Go through the listing beneath this task and return every line that carries the string "ylabel".
____ Exercise data
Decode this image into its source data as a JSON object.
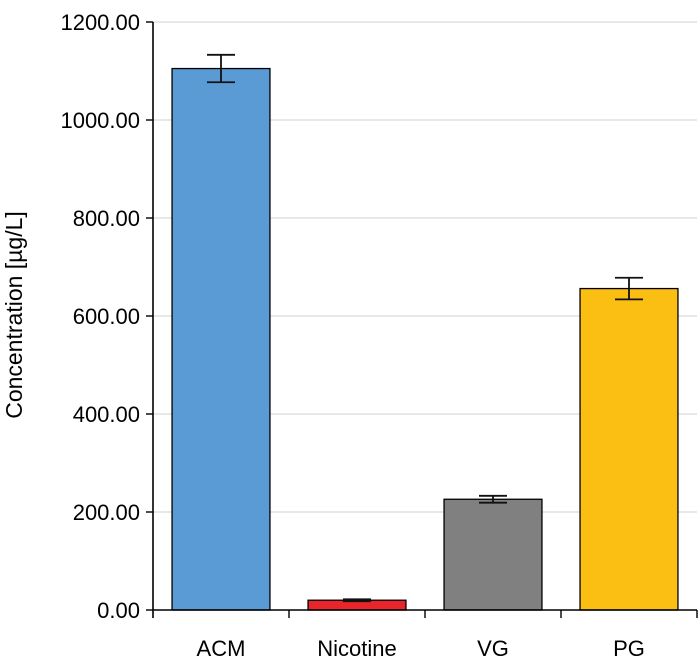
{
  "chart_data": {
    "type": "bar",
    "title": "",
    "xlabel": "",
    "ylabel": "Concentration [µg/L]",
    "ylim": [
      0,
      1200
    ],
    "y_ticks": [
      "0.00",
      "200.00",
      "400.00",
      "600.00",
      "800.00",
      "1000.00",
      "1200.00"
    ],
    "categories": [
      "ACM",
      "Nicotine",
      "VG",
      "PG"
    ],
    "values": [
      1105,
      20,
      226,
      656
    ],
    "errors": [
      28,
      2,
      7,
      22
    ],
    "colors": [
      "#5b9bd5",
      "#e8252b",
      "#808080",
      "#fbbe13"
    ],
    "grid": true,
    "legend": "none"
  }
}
________
____ Exercise data
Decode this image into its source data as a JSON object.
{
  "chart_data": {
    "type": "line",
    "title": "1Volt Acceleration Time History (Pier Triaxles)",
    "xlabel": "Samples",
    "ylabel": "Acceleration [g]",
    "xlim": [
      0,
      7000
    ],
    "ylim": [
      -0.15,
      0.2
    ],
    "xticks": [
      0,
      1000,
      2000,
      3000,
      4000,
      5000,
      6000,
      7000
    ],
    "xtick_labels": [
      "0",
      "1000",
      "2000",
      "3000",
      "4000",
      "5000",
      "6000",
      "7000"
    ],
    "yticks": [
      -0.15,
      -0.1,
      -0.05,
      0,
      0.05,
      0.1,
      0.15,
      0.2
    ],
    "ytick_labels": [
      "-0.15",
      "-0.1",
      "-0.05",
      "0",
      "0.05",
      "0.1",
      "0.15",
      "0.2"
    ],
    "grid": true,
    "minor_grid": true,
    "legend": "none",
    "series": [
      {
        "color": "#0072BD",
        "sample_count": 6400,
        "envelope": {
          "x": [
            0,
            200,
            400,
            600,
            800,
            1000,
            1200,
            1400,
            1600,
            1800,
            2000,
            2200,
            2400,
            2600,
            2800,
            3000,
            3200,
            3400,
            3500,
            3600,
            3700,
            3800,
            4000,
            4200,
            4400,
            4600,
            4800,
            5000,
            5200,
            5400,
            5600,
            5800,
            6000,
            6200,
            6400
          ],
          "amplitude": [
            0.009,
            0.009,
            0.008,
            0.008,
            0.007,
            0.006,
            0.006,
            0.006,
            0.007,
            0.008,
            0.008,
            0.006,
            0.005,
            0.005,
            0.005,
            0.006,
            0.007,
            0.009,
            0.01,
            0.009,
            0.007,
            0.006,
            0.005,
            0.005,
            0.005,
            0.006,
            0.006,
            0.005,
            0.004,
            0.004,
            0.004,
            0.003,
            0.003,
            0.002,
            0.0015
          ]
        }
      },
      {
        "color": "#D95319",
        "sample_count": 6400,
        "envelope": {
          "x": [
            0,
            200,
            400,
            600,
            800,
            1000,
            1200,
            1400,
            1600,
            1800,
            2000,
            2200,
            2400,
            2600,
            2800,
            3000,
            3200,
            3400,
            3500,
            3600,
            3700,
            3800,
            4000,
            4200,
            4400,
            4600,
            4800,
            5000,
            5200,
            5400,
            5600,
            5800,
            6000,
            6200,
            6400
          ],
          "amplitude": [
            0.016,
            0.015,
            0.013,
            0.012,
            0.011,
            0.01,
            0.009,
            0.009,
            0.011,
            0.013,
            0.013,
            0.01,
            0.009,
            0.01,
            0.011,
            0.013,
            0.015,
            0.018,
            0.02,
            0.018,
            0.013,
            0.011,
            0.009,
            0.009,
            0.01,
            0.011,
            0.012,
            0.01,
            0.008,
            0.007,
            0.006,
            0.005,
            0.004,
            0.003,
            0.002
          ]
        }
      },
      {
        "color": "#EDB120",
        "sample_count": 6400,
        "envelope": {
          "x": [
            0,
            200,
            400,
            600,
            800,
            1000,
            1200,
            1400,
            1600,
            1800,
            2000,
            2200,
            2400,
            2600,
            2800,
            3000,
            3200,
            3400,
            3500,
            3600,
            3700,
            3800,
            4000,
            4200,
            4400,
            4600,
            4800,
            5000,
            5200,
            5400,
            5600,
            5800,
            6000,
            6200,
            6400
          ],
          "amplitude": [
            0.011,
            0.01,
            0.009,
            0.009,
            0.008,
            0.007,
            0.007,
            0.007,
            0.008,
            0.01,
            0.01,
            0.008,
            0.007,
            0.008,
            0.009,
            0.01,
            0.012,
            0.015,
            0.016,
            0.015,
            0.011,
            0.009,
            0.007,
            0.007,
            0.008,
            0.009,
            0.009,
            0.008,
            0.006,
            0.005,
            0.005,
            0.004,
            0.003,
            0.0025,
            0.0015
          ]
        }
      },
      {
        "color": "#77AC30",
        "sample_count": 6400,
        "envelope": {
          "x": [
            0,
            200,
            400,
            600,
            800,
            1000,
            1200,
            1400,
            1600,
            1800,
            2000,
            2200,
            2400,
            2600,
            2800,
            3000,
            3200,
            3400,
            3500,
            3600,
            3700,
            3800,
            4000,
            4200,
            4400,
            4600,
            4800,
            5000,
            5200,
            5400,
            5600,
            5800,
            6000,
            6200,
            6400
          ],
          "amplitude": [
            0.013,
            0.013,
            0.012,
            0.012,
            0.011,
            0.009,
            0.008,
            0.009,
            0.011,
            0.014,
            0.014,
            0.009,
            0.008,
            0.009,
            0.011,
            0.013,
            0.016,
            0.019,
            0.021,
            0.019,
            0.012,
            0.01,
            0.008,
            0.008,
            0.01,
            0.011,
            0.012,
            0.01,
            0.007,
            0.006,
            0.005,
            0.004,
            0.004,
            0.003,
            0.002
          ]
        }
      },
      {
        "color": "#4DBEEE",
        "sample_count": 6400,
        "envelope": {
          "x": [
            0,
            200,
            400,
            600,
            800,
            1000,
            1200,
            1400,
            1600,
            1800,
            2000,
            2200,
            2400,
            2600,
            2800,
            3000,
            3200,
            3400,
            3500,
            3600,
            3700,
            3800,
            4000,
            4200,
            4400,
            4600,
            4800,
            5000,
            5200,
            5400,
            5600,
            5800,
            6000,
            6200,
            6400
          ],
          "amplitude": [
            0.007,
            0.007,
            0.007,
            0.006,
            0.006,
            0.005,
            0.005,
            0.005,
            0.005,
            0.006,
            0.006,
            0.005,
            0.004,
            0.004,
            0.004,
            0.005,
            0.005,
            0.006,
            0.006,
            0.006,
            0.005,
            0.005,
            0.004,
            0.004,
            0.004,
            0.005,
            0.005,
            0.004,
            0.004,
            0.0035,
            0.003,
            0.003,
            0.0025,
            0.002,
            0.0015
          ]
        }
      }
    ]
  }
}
________
#### Expected output:
    "ylabel": "Concentration [µg/L]",
    "ylabel": "Acceleration [g]",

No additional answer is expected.